• [Recorded data]:
* * * * * * * * *
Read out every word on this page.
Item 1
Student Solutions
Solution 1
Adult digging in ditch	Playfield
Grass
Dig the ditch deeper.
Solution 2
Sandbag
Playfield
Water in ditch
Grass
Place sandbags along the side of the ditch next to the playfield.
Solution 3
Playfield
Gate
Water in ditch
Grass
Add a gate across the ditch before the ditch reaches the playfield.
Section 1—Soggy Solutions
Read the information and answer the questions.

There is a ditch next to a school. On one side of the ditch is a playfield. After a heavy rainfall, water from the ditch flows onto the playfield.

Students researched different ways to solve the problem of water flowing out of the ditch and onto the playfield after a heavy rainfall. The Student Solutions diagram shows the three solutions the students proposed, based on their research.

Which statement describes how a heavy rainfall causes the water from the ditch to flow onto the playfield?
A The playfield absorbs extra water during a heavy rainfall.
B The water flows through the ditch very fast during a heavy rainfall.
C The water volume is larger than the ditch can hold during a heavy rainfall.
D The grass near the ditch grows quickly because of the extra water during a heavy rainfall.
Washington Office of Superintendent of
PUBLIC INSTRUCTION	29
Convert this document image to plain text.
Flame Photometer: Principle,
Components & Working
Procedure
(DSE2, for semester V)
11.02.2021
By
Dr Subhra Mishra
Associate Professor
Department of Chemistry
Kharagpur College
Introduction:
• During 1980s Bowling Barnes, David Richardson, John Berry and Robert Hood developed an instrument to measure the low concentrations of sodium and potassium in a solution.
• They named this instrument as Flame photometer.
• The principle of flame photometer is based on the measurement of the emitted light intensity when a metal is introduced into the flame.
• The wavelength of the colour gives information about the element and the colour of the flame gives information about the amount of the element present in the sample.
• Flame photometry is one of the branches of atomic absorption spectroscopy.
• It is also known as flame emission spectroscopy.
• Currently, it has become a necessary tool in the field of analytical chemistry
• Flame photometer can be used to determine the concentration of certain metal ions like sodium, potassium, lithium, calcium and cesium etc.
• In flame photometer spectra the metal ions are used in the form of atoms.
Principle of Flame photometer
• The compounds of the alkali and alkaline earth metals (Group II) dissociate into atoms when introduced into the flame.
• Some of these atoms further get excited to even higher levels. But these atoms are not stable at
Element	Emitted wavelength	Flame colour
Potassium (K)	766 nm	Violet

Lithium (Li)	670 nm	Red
* * * * * * * * *
• [Task]: Print the material verbatim, all of it.

• [Problem solution]:
Read out every word on this page.
Item 1
Student Solutions
Solution 1
Adult digging in ditch	Playfield
Grass
Dig the ditch deeper.
Solution 2
Sandbag
Playfield
Water in ditch
Grass
Place sandbags along the side of the ditch next to the playfield.
Solution 3
Playfield
Gate
Water in ditch
Grass
Add a gate across the ditch before the ditch reaches the playfield.
Section 1—Soggy Solutions
Read the information and answer the questions.

There is a ditch next to a school. On one side of the ditch is a playfield. After a heavy rainfall, water from the ditch flows onto the playfield.

Students researched different ways to solve the problem of water flowing out of the ditch and onto the playfield after a heavy rainfall. The Student Solutions diagram shows the three solutions the students proposed, based on their research.

Which statement describes how a heavy rainfall causes the water from the ditch to flow onto the playfield?
A The playfield absorbs extra water during a heavy rainfall.
B The water flows through the ditch very fast during a heavy rainfall.
C The water volume is larger than the ditch can hold during a heavy rainfall.
D The grass near the ditch grows quickly because of the extra water during a heavy rainfall.
Washington Office of Superintendent of
PUBLIC INSTRUCTION	29
Convert this document image to plain text.
Flame Photometer: Principle,
Components & Working
Procedure
(DSE2, for semester V)
11.02.2021
By
Dr Subhra Mishra
Associate Professor
Department of Chemistry
Kharagpur College
Introduction:
• During 1980s Bowling Barnes, David Richardson, John Berry and Robert Hood developed an instrument to measure the low concentrations of sodium and potassium in a solution.
• They named this instrument as Flame photometer.
• The principle of flame photometer is based on the measurement of the emitted light intensity when a metal is introduced into the flame.
• The wavelength of the colour gives information about the element and the colour of the flame gives information about the amount of the element present in the sample.
• Flame photometry is one of the branches of atomic absorption spectroscopy.
• It is also known as flame emission spectroscopy.
• Currently, it has become a necessary tool in the field of analytical chemistry
• Flame photometer can be used to determine the concentration of certain metal ions like sodium, potassium, lithium, calcium and cesium etc.
• In flame photometer spectra the metal ions are used in the form of atoms.
Principle of Flame photometer
• The compounds of the alkali and alkaline earth metals (Group II) dissociate into atoms when introduced into the flame.
• Some of these atoms further get excited to even higher levels. But these atoms are not stable at
Element	Emitted wavelength	Flame colour
Potassium (K)	766 nm	Violet

Lithium (Li)	670 nm	Red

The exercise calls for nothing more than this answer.